(Excerpts from a dataset)
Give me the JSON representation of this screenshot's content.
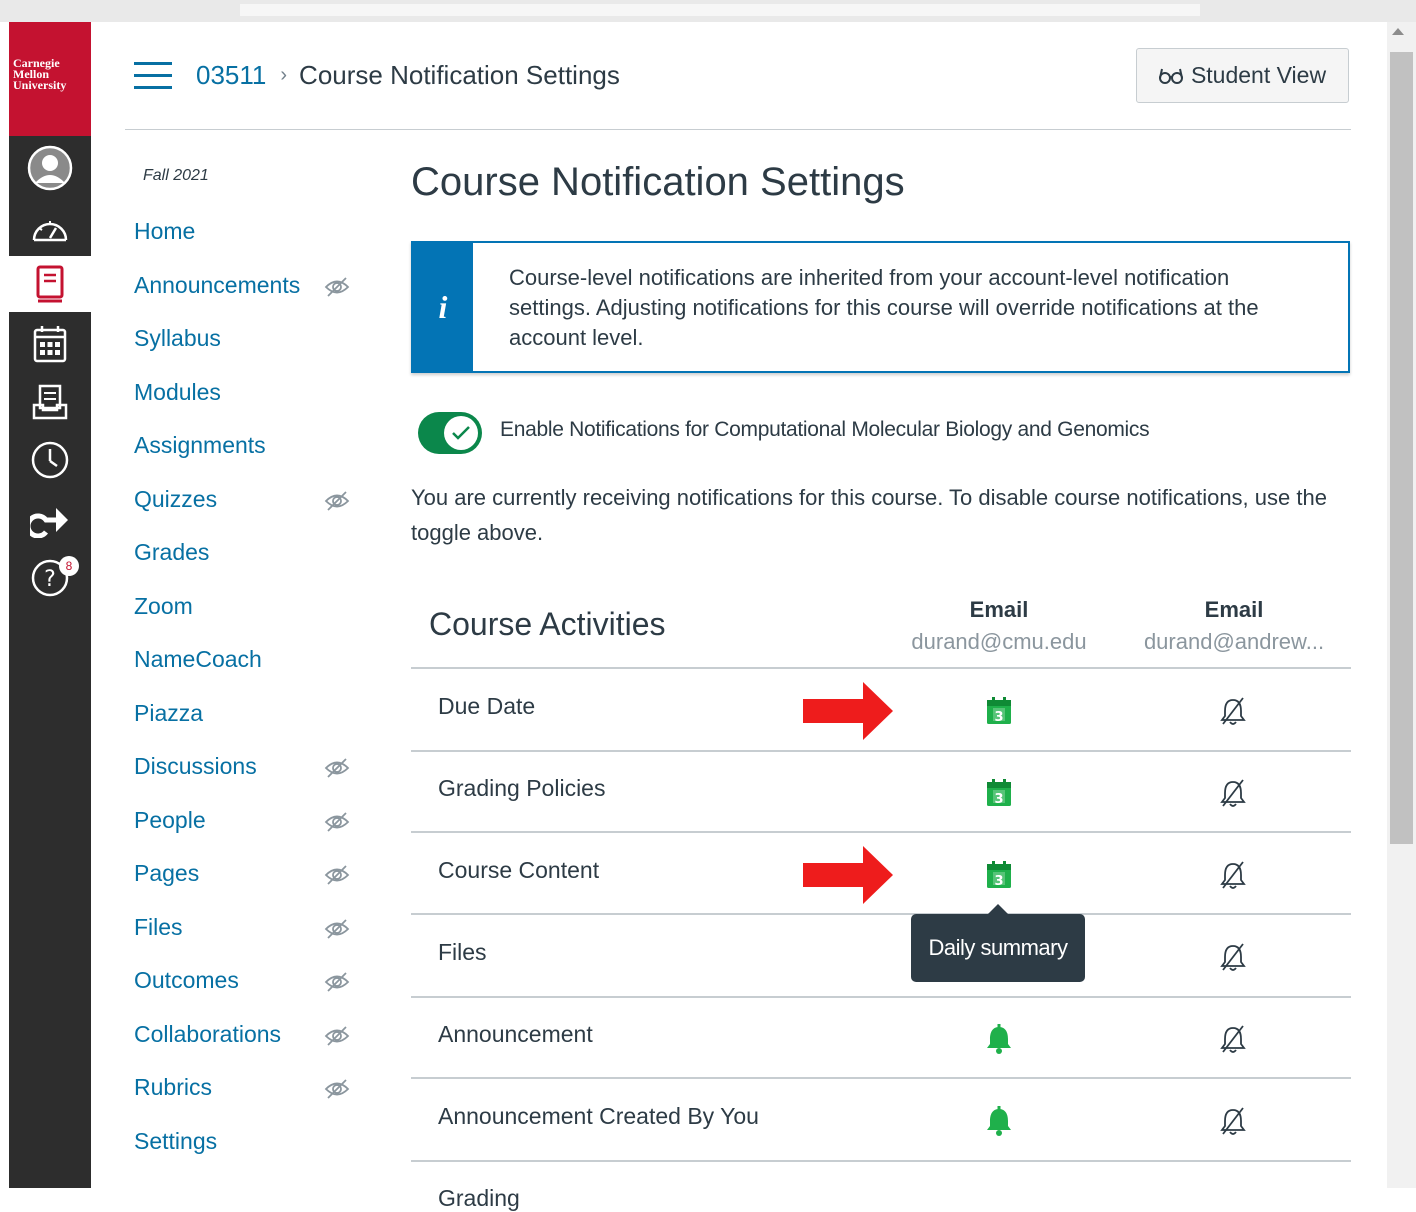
{
  "global_nav": {
    "logo": [
      "Carnegie",
      "Mellon",
      "University"
    ],
    "items": [
      {
        "name": "account",
        "icon": "user-avatar-icon"
      },
      {
        "name": "dashboard",
        "icon": "speedometer-icon"
      },
      {
        "name": "courses",
        "icon": "book-icon"
      },
      {
        "name": "calendar",
        "icon": "calendar-icon"
      },
      {
        "name": "inbox",
        "icon": "inbox-icon"
      },
      {
        "name": "history",
        "icon": "clock-icon"
      },
      {
        "name": "commons",
        "icon": "share-arrow-icon"
      },
      {
        "name": "help",
        "icon": "help-icon",
        "badge": "8"
      }
    ]
  },
  "header": {
    "course_code": "03511",
    "current_page": "Course Notification Settings",
    "student_view_label": "Student View"
  },
  "course_nav": {
    "term": "Fall 2021",
    "items": [
      {
        "label": "Home",
        "hidden": false
      },
      {
        "label": "Announcements",
        "hidden": true
      },
      {
        "label": "Syllabus",
        "hidden": false
      },
      {
        "label": "Modules",
        "hidden": false
      },
      {
        "label": "Assignments",
        "hidden": false
      },
      {
        "label": "Quizzes",
        "hidden": true
      },
      {
        "label": "Grades",
        "hidden": false
      },
      {
        "label": "Zoom",
        "hidden": false
      },
      {
        "label": "NameCoach",
        "hidden": false
      },
      {
        "label": "Piazza",
        "hidden": false
      },
      {
        "label": "Discussions",
        "hidden": true
      },
      {
        "label": "People",
        "hidden": true
      },
      {
        "label": "Pages",
        "hidden": true
      },
      {
        "label": "Files",
        "hidden": true
      },
      {
        "label": "Outcomes",
        "hidden": true
      },
      {
        "label": "Collaborations",
        "hidden": true
      },
      {
        "label": "Rubrics",
        "hidden": true
      },
      {
        "label": "Settings",
        "hidden": false
      }
    ]
  },
  "main": {
    "title": "Course Notification Settings",
    "info_icon": "i",
    "info_text": "Course-level notifications are inherited from your account-level notification settings. Adjusting notifications for this course will override notifications at the account level.",
    "toggle_label": "Enable Notifications for Computational Molecular Biology and Genomics",
    "toggle_on": true,
    "status_text": "You are currently receiving notifications for this course. To disable course notifications, use the toggle above.",
    "table": {
      "heading": "Course Activities",
      "columns": [
        {
          "type": "Email",
          "address": "durand@cmu.edu"
        },
        {
          "type": "Email",
          "address": "durand@andrew..."
        }
      ],
      "rows": [
        {
          "label": "Due Date",
          "email1": "daily-summary-calendar-icon",
          "email2": "bell-off-icon",
          "arrow": true
        },
        {
          "label": "Grading Policies",
          "email1": "daily-summary-calendar-icon",
          "email2": "bell-off-icon",
          "arrow": false
        },
        {
          "label": "Course Content",
          "email1": "daily-summary-calendar-icon",
          "email2": "bell-off-icon",
          "arrow": true
        },
        {
          "label": "Files",
          "email1": "daily-summary-calendar-icon",
          "email2": "bell-off-icon",
          "arrow": false
        },
        {
          "label": "Announcement",
          "email1": "bell-icon",
          "email2": "bell-off-icon",
          "arrow": false
        },
        {
          "label": "Announcement Created By You",
          "email1": "bell-icon",
          "email2": "bell-off-icon",
          "arrow": false
        },
        {
          "label": "Grading",
          "email1": "",
          "email2": "",
          "arrow": false
        }
      ],
      "calendar_digit": "3"
    },
    "tooltip": "Daily summary"
  },
  "colors": {
    "brand_red": "#c41230",
    "nav_dark": "#2d2d2d",
    "link_blue": "#0770a3",
    "info_blue": "#0374b5",
    "green": "#0b874b",
    "icon_green": "#1fb04b",
    "arrow_red": "#ee1c1c"
  }
}
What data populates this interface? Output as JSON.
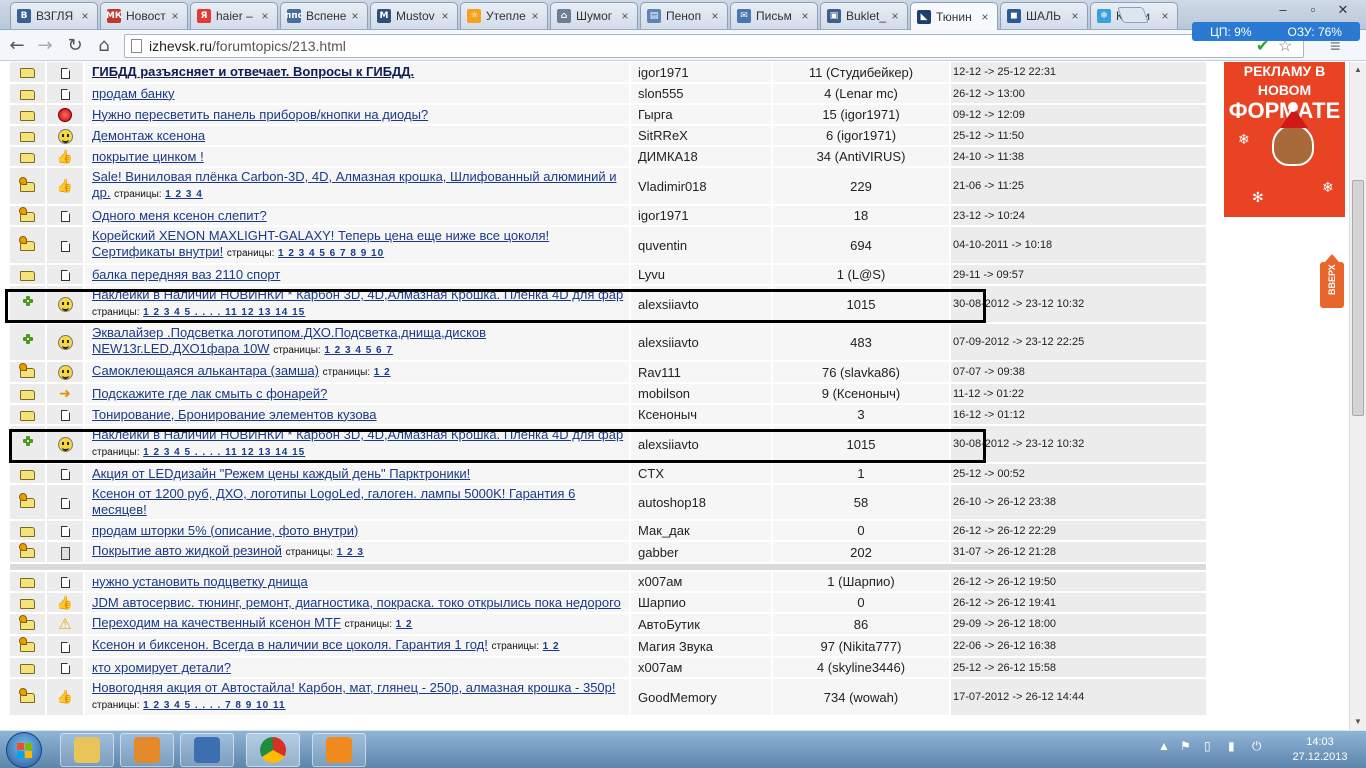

## Task details
Each line carrying the string "address" should be copied out from the entries.

## Answer to the problem
          "address": "durand@cmu.edu"
          "address": "durand@andrew..."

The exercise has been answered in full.